## TASK STATEMENT
Write every entry out again exactly, please, and skip the pictures.

* START RECORDS PROVIDED *

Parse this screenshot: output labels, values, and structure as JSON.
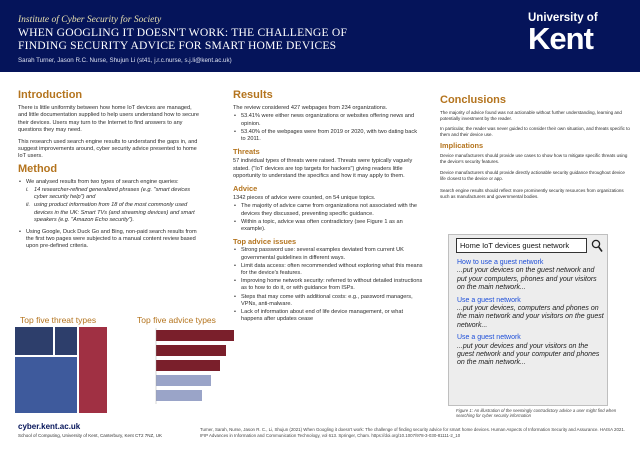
{
  "header": {
    "institute": "Institute of Cyber Security for Society",
    "title_line1": "WHEN GOOGLING IT DOESN'T WORK: THE CHALLENGE OF",
    "title_line2": "FINDING SECURITY ADVICE FOR SMART HOME DEVICES",
    "authors": "Sarah Turner, Jason R.C. Nurse, Shujun Li (st41, j.r.c.nurse, s.j.li@kent.ac.uk)",
    "logo_line1": "University of",
    "logo_line2": "Kent"
  },
  "intro": {
    "heading": "Introduction",
    "p1": "There is little uniformity between how home IoT devices are managed, and little documentation supplied to help users understand how to secure their devices. Users may turn to the Internet to find answers to any questions they may need.",
    "p2": "This research used search engine results to understand the gaps in, and suggest improvements around, cyber security advice presented to home IoT users."
  },
  "method": {
    "heading": "Method",
    "intro": "We analysed results from two types of search engine queries:",
    "i_label": "i.",
    "i_text": "14 researcher-refined generalized phrases (e.g. \"smart devices cyber security help\") and",
    "ii_label": "ii.",
    "ii_text": "using product information from 18 of the most commonly used devices in the UK: Smart TVs (and streaming devices) and smart speakers (e.g. \"Amazon Echo security\").",
    "bullet2": "Using Google, Duck Duck Go and Bing, non-paid search results from the first two pages were subjected to a manual content review based upon pre-defined criteria."
  },
  "charts": {
    "threat_label": "Top five threat types",
    "advice_label": "Top five advice types",
    "threat_colors": [
      "#2d3e6b",
      "#a03043",
      "#3e5a9c"
    ],
    "advice_colors": [
      "#7a1f2b",
      "#7a1f2b",
      "#7a1f2b",
      "#9aa4c8",
      "#9aa4c8"
    ]
  },
  "results": {
    "heading": "Results",
    "p1": "The review considered 427 webpages from 234 organizations.",
    "b1": "53.41% were either news organizations or websites offering news and opinion.",
    "b2": "53.40% of the webpages were from 2019 or 2020, with two dating back to 2011.",
    "threats_h": "Threats",
    "threats_p": "57 individual types of threats were raised. Threats were typically vaguely stated. (\"IoT devices are top targets for hackers\") giving readers little opportunity to understand the specifics and how it may apply to them.",
    "advice_h": "Advice",
    "advice_p": "1342 pieces of advice were counted, on 54 unique topics.",
    "advice_b1": "The majority of advice came from organizations not associated with the devices they discussed, preventing specific guidance.",
    "advice_b2": "Within a topic, advice was often contradictory (see Figure 1 as an example).",
    "top_h": "Top advice issues",
    "top_b1": "Strong password use: several examples deviated from current UK governmental guidelines in different ways.",
    "top_b2": "Limit data access: often recommended without exploring what this means for the device's features.",
    "top_b3": "Improving home network security: referred to without detailed instructions as to how to do it, or with guidance from ISPs.",
    "top_b4": "Steps that may come with additional costs: e.g., password managers, VPNs, anti-malware.",
    "top_b5": "Lack of information about end of life device management, or what happens after updates cease"
  },
  "conclusions": {
    "heading": "Conclusions",
    "p1": "The majority of advice found was not actionable without further understanding, learning and potentially investment by the reader.",
    "p2": "In particular, the reader was never guided to consider their own situation, and threats specific to them and their device use.",
    "impl_h": "Implications",
    "i1": "Device manufacturers should provide use cases to show how to mitigate specific threats using the device's security features.",
    "i2": "Device manufacturers should provide directly actionable security guidance throughout device life closest to the device or app.",
    "i3": "Search engine results should reflect more prominently security resources from organizations such as manufacturers and governmental bodies."
  },
  "figure": {
    "search_text": "Home IoT devices guest network",
    "r1_link": "How to use a guest network",
    "r1_text": "...put your devices on the guest network and put your computers, phones and your visitors on the main network...",
    "r2_link": "Use a guest network",
    "r2_text": "...put your devices, computers and phones on the main network and your visitors on the guest network...",
    "r3_link": "Use a guest network",
    "r3_text": "...put your devices and your visitors on the guest network and your computer and phones on the main network...",
    "caption": "Figure 1: An illustration of the seemingly contradictory advice a user might find when searching for cyber security information"
  },
  "footer": {
    "url": "cyber.kent.ac.uk",
    "affiliation": "School of Computing, University of Kent, Canterbury, Kent CT2 7NZ, UK",
    "reference": "Turner, Sarah, Nurse, Jason R. C., Li, Shujun (2021) When Googling it doesn't work: The challenge of finding security advice for smart home devices. Human Aspects of Information Security and Assurance. HAISA 2021. IFIP Advances in Information and Communication Technology, vol 613. Springer, Cham. https://doi.org/10.1007/978-3-030-81111-2_10"
  }
}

* END RECORDS PROVIDED *

## OUTPUT OF THE TASK
Parse this screenshot: output labels, values, and structure as JSON.
{
  "header": {
    "institute": "Institute of Cyber Security for Society",
    "title_line1": "WHEN GOOGLING IT DOESN'T WORK: THE CHALLENGE OF",
    "title_line2": "FINDING SECURITY ADVICE FOR SMART HOME DEVICES",
    "authors": "Sarah Turner, Jason R.C. Nurse, Shujun Li (st41, j.r.c.nurse, s.j.li@kent.ac.uk)",
    "logo_line1": "University of",
    "logo_line2": "Kent"
  },
  "intro": {
    "heading": "Introduction",
    "p1": "There is little uniformity between how home IoT devices are managed, and little documentation supplied to help users understand how to secure their devices. Users may turn to the Internet to find answers to any questions they may need.",
    "p2": "This research used search engine results to understand the gaps in, and suggest improvements around, cyber security advice presented to home IoT users."
  },
  "method": {
    "heading": "Method",
    "intro": "We analysed results from two types of search engine queries:",
    "i_label": "i.",
    "i_text": "14 researcher-refined generalized phrases (e.g. \"smart devices cyber security help\") and",
    "ii_label": "ii.",
    "ii_text": "using product information from 18 of the most commonly used devices in the UK: Smart TVs (and streaming devices) and smart speakers (e.g. \"Amazon Echo security\").",
    "bullet2": "Using Google, Duck Duck Go and Bing, non-paid search results from the first two pages were subjected to a manual content review based upon pre-defined criteria."
  },
  "charts": {
    "threat_label": "Top five threat types",
    "advice_label": "Top five advice types",
    "threat_colors": [
      "#2d3e6b",
      "#a03043",
      "#3e5a9c"
    ],
    "advice_colors": [
      "#7a1f2b",
      "#7a1f2b",
      "#7a1f2b",
      "#9aa4c8",
      "#9aa4c8"
    ]
  },
  "results": {
    "heading": "Results",
    "p1": "The review considered 427 webpages from 234 organizations.",
    "b1": "53.41% were either news organizations or websites offering news and opinion.",
    "b2": "53.40% of the webpages were from 2019 or 2020, with two dating back to 2011.",
    "threats_h": "Threats",
    "threats_p": "57 individual types of threats were raised. Threats were typically vaguely stated. (\"IoT devices are top targets for hackers\") giving readers little opportunity to understand the specifics and how it may apply to them.",
    "advice_h": "Advice",
    "advice_p": "1342 pieces of advice were counted, on 54 unique topics.",
    "advice_b1": "The majority of advice came from organizations not associated with the devices they discussed, preventing specific guidance.",
    "advice_b2": "Within a topic, advice was often contradictory (see Figure 1 as an example).",
    "top_h": "Top advice issues",
    "top_b1": "Strong password use: several examples deviated from current UK governmental guidelines in different ways.",
    "top_b2": "Limit data access: often recommended without exploring what this means for the device's features.",
    "top_b3": "Improving home network security: referred to without detailed instructions as to how to do it, or with guidance from ISPs.",
    "top_b4": "Steps that may come with additional costs: e.g., password managers, VPNs, anti-malware.",
    "top_b5": "Lack of information about end of life device management, or what happens after updates cease"
  },
  "conclusions": {
    "heading": "Conclusions",
    "p1": "The majority of advice found was not actionable without further understanding, learning and potentially investment by the reader.",
    "p2": "In particular, the reader was never guided to consider their own situation, and threats specific to them and their device use.",
    "impl_h": "Implications",
    "i1": "Device manufacturers should provide use cases to show how to mitigate specific threats using the device's security features.",
    "i2": "Device manufacturers should provide directly actionable security guidance throughout device life closest to the device or app.",
    "i3": "Search engine results should reflect more prominently security resources from organizations such as manufacturers and governmental bodies."
  },
  "figure": {
    "search_text": "Home IoT devices guest network",
    "r1_link": "How to use a guest network",
    "r1_text": "...put your devices on the guest network and put your computers, phones and your visitors on the main network...",
    "r2_link": "Use a guest network",
    "r2_text": "...put your devices, computers and phones on the main network and your visitors on the guest network...",
    "r3_link": "Use a guest network",
    "r3_text": "...put your devices and your visitors on the guest network and your computer and phones on the main network...",
    "caption": "Figure 1: An illustration of the seemingly contradictory advice a user might find when searching for cyber security information"
  },
  "footer": {
    "url": "cyber.kent.ac.uk",
    "affiliation": "School of Computing, University of Kent, Canterbury, Kent CT2 7NZ, UK",
    "reference": "Turner, Sarah, Nurse, Jason R. C., Li, Shujun (2021) When Googling it doesn't work: The challenge of finding security advice for smart home devices. Human Aspects of Information Security and Assurance. HAISA 2021. IFIP Advances in Information and Communication Technology, vol 613. Springer, Cham. https://doi.org/10.1007/978-3-030-81111-2_10"
  }
}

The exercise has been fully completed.